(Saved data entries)

··········

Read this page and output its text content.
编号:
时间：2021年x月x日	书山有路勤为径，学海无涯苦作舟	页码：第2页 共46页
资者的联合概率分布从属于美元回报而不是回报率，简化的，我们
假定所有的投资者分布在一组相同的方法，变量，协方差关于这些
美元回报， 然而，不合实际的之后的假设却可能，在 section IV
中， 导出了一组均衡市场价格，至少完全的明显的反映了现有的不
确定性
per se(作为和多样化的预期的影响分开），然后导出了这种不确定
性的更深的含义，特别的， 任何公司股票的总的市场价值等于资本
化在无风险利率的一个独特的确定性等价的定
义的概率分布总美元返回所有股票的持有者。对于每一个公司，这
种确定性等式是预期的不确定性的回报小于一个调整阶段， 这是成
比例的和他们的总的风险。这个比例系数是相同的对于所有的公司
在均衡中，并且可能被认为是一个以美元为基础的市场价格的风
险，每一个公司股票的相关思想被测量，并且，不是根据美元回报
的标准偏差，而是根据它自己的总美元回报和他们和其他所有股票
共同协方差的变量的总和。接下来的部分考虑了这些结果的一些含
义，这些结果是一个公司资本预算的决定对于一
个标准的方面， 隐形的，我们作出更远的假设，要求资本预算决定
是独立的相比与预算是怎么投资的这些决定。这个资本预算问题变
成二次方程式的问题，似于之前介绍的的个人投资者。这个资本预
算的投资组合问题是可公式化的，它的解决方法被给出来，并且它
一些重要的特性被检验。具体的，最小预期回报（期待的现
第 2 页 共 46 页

··········

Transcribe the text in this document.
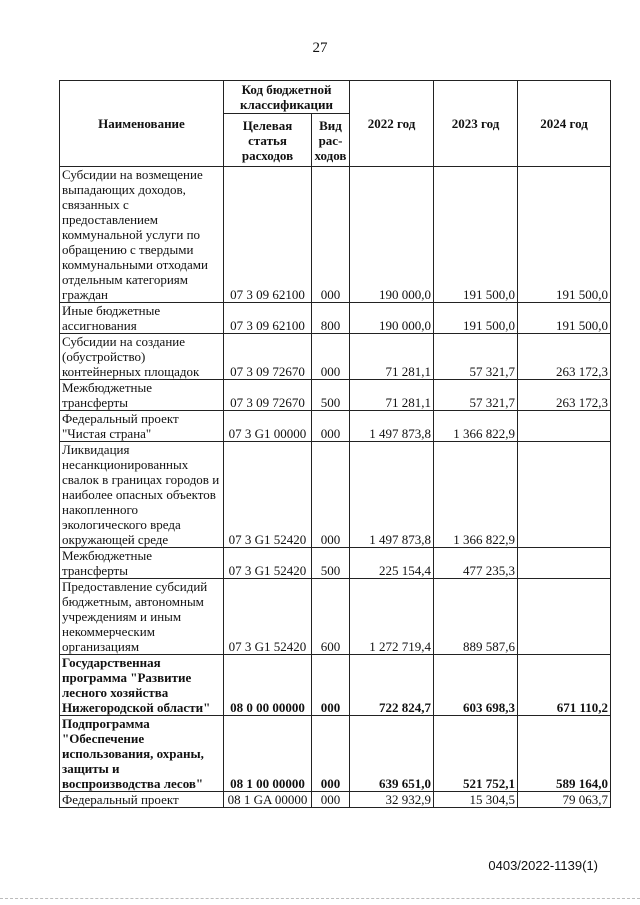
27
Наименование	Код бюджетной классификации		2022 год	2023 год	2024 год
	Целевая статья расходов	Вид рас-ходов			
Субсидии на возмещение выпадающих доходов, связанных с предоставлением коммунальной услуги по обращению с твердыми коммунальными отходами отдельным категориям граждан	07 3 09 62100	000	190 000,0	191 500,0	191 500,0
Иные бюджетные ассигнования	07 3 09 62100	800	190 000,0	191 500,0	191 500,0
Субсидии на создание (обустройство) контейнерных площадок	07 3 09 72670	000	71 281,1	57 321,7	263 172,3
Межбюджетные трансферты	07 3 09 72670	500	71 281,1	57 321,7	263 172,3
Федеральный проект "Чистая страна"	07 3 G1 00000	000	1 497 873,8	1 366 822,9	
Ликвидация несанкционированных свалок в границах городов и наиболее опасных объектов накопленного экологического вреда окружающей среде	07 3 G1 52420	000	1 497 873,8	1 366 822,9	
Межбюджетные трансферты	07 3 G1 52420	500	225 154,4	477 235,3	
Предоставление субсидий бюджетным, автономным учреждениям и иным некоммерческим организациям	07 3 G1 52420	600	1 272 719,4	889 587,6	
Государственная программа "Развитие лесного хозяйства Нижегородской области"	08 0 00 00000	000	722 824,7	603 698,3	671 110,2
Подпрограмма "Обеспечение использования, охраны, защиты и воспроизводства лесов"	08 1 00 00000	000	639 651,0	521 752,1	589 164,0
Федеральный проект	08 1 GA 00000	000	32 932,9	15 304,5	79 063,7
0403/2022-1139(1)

··········

**Written request**
Which lines contain "проект"? Copy each of them.

**Correct output**
Федеральный проект "Чистая страна"	07 3 G1 00000	000	1 497 873,8	1 366 822,9	
Федеральный проект	08 1 GA 00000	000	32 932,9	15 304,5	79 063,7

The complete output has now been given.